[Required task]:
State the number of lines, and only that number, in which the word "světa" appears.

[Data]:
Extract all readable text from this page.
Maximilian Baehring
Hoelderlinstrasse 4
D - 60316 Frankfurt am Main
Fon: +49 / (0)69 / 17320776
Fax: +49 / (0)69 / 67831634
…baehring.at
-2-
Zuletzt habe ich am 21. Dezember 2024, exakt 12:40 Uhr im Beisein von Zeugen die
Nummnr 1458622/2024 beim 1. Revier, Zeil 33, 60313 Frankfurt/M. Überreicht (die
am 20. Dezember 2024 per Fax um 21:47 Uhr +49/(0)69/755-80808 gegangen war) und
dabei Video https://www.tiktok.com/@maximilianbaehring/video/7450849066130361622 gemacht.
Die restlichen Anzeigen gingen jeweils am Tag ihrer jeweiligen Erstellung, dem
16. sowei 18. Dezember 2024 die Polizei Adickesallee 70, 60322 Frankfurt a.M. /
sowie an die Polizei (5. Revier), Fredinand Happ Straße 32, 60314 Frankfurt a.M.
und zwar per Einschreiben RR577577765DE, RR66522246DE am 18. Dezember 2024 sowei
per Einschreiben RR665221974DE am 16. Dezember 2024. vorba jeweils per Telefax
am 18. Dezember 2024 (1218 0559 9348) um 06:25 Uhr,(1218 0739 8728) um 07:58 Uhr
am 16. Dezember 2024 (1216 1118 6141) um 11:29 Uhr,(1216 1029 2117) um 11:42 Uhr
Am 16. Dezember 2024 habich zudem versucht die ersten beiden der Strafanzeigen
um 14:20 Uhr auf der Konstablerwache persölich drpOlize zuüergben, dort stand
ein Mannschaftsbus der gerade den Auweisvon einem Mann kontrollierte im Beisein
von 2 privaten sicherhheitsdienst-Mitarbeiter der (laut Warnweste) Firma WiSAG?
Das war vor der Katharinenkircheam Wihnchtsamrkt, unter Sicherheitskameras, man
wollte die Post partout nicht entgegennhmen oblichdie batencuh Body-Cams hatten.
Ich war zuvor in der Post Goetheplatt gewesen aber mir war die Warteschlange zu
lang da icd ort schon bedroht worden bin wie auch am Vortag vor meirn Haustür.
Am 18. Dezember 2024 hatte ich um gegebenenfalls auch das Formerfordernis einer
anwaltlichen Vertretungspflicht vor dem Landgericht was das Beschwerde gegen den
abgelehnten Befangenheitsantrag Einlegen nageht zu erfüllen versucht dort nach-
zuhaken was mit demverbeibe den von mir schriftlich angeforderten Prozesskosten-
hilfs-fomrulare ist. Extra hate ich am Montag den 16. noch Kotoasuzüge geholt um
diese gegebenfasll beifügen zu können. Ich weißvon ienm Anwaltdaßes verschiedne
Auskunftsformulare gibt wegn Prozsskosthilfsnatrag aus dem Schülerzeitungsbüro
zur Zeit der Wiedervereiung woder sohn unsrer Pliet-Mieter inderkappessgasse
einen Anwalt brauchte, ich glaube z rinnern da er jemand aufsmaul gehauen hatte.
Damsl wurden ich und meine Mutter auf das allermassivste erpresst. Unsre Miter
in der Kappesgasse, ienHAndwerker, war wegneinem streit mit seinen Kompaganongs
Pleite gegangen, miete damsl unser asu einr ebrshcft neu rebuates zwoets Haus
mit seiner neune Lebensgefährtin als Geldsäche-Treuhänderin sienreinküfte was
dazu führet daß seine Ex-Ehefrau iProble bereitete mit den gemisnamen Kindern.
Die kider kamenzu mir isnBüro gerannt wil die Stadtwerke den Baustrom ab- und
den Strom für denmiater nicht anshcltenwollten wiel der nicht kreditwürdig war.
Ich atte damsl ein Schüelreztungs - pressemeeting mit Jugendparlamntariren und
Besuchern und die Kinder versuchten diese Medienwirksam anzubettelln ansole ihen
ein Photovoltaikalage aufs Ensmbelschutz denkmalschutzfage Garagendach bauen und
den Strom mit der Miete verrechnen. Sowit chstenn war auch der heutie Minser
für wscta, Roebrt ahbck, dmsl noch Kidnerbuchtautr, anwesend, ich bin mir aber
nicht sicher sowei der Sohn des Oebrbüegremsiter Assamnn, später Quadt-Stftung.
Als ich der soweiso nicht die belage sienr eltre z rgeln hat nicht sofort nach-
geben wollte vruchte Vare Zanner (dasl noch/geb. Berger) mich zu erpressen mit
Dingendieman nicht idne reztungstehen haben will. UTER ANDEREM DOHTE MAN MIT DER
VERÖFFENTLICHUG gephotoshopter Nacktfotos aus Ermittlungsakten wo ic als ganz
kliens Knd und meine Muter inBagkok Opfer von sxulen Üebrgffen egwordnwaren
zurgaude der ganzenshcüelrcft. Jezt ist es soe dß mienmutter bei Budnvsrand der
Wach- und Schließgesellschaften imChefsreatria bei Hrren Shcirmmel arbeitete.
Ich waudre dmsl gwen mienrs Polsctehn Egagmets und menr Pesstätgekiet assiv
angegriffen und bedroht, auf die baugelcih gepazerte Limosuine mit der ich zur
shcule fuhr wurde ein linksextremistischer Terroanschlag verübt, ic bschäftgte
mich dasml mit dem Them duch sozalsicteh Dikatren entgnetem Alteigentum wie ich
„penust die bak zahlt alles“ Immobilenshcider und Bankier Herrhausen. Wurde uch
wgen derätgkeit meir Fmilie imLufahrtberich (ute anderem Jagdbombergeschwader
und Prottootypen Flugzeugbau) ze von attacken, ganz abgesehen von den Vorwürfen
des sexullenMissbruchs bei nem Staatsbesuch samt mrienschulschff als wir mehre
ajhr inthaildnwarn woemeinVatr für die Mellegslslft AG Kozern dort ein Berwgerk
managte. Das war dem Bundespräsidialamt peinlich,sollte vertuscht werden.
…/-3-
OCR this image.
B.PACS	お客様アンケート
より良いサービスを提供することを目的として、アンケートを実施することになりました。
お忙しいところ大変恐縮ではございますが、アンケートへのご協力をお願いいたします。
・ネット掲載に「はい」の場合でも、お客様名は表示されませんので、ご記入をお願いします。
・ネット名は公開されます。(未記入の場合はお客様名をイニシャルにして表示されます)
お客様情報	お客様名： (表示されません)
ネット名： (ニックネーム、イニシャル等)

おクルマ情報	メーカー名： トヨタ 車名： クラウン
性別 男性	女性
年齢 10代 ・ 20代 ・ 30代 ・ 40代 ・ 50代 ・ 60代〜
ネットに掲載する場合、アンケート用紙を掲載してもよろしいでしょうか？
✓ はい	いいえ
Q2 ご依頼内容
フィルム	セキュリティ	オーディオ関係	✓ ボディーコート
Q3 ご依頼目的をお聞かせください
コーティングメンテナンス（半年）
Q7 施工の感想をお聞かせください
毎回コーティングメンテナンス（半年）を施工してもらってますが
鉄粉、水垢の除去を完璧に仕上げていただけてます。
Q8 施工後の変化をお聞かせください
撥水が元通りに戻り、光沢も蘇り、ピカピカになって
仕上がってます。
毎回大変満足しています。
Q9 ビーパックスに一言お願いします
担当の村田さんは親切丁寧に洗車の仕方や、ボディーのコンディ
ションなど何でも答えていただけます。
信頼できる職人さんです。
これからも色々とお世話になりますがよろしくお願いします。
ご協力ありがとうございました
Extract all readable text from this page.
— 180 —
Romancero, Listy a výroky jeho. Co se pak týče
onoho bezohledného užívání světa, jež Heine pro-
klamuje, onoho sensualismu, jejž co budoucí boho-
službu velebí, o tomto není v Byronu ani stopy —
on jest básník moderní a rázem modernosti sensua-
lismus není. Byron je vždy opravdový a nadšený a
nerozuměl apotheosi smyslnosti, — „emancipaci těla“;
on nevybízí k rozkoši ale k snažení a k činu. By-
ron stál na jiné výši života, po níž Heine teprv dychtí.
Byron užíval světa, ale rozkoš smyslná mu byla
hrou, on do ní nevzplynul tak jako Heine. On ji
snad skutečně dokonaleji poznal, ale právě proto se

[Complete answer]:
2